SUPPLIED ENTRIES –
%%

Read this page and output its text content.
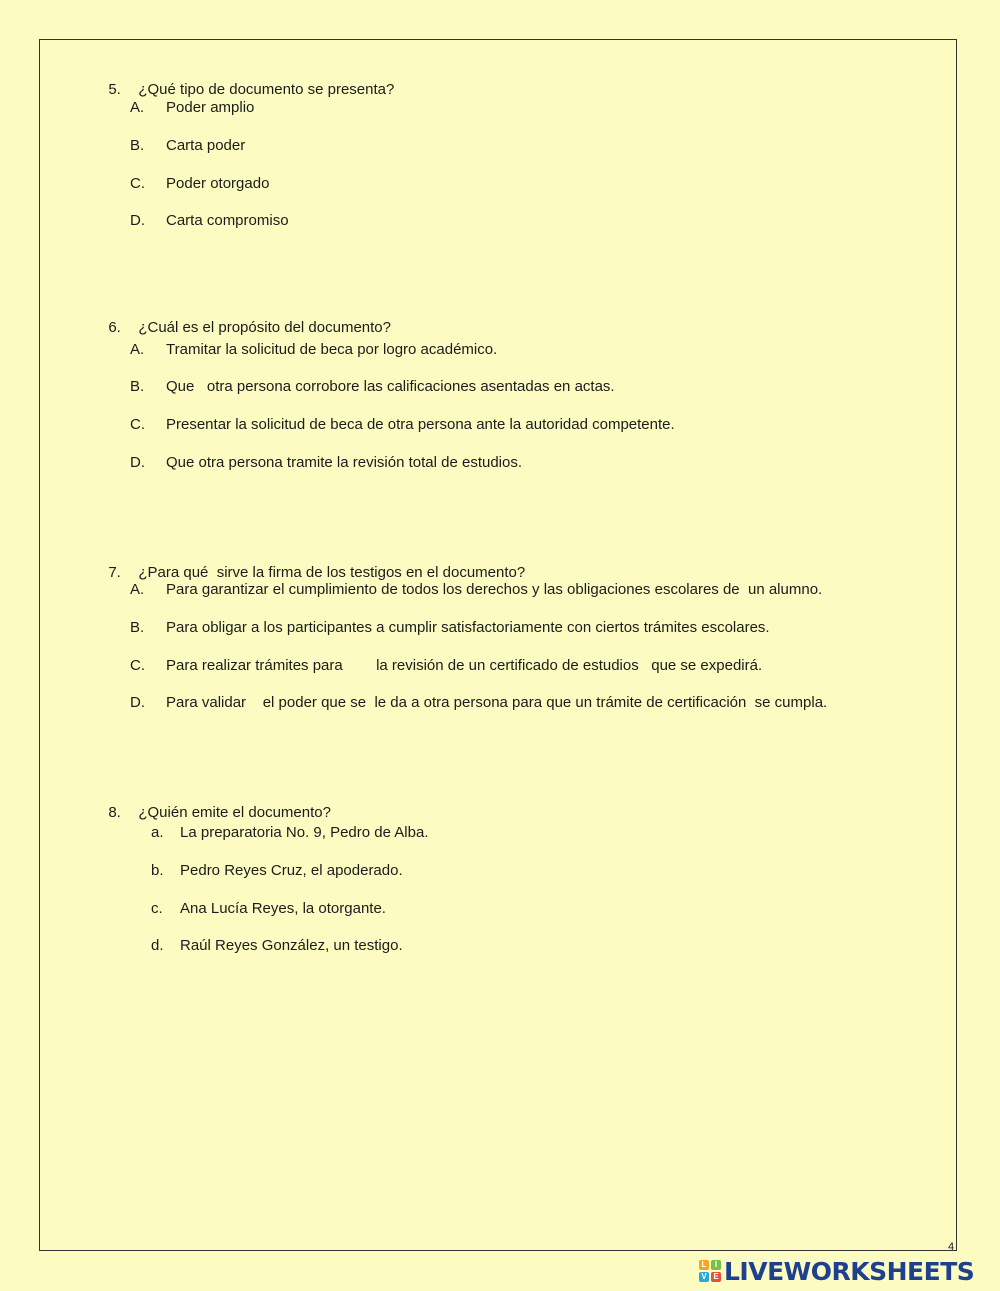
5. ¿Qué tipo de documento se presenta?

A. Poder amplio
B. Carta poder
C. Poder otorgado
D. Carta compromiso

6. ¿Cuál es el propósito del documento?

A. Tramitar la solicitud de beca por logro académico.
B. Que   otra persona corrobore las calificaciones asentadas en actas.
C. Presentar la solicitud de beca de otra persona ante la autoridad competente.
D. Que otra persona tramite la revisión total de estudios.

7. ¿Para qué  sirve la firma de los testigos en el documento?

A. Para garantizar el cumplimiento de todos los derechos y las obligaciones escolares de  un alumno.
B. Para obligar a los participantes a cumplir satisfactoriamente con ciertos trámites escolares.
C. Para realizar trámites para        la revisión de un certificado de estudios   que se expedirá.
D. Para validar    el poder que se  le da a otra persona para que un trámite de certificación  se cumpla.

8. ¿Quién emite el documento?

a. La preparatoria No. 9, Pedro de Alba.
b. Pedro Reyes Cruz, el apoderado.
c. Ana Lucía Reyes, la otorgante.
d. Raúl Reyes González, un testigo.
4
L	I
V E LIVEWORKSHEETS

%%

WORK REQUIRED –
Reproduce each entry precisely, dropping only the pictures.

RESULT –
Read this page and output its text content.
5. ¿Qué tipo de documento se presenta?

A. Poder amplio
B. Carta poder
C. Poder otorgado
D. Carta compromiso

6. ¿Cuál es el propósito del documento?

A. Tramitar la solicitud de beca por logro académico.
B. Que   otra persona corrobore las calificaciones asentadas en actas.
C. Presentar la solicitud de beca de otra persona ante la autoridad competente.
D. Que otra persona tramite la revisión total de estudios.

7. ¿Para qué  sirve la firma de los testigos en el documento?

A. Para garantizar el cumplimiento de todos los derechos y las obligaciones escolares de  un alumno.
B. Para obligar a los participantes a cumplir satisfactoriamente con ciertos trámites escolares.
C. Para realizar trámites para        la revisión de un certificado de estudios   que se expedirá.
D. Para validar    el poder que se  le da a otra persona para que un trámite de certificación  se cumpla.

8. ¿Quién emite el documento?

a. La preparatoria No. 9, Pedro de Alba.
b. Pedro Reyes Cruz, el apoderado.
c. Ana Lucía Reyes, la otorgante.
d. Raúl Reyes González, un testigo.
4
L	I
V E LIVEWORKSHEETS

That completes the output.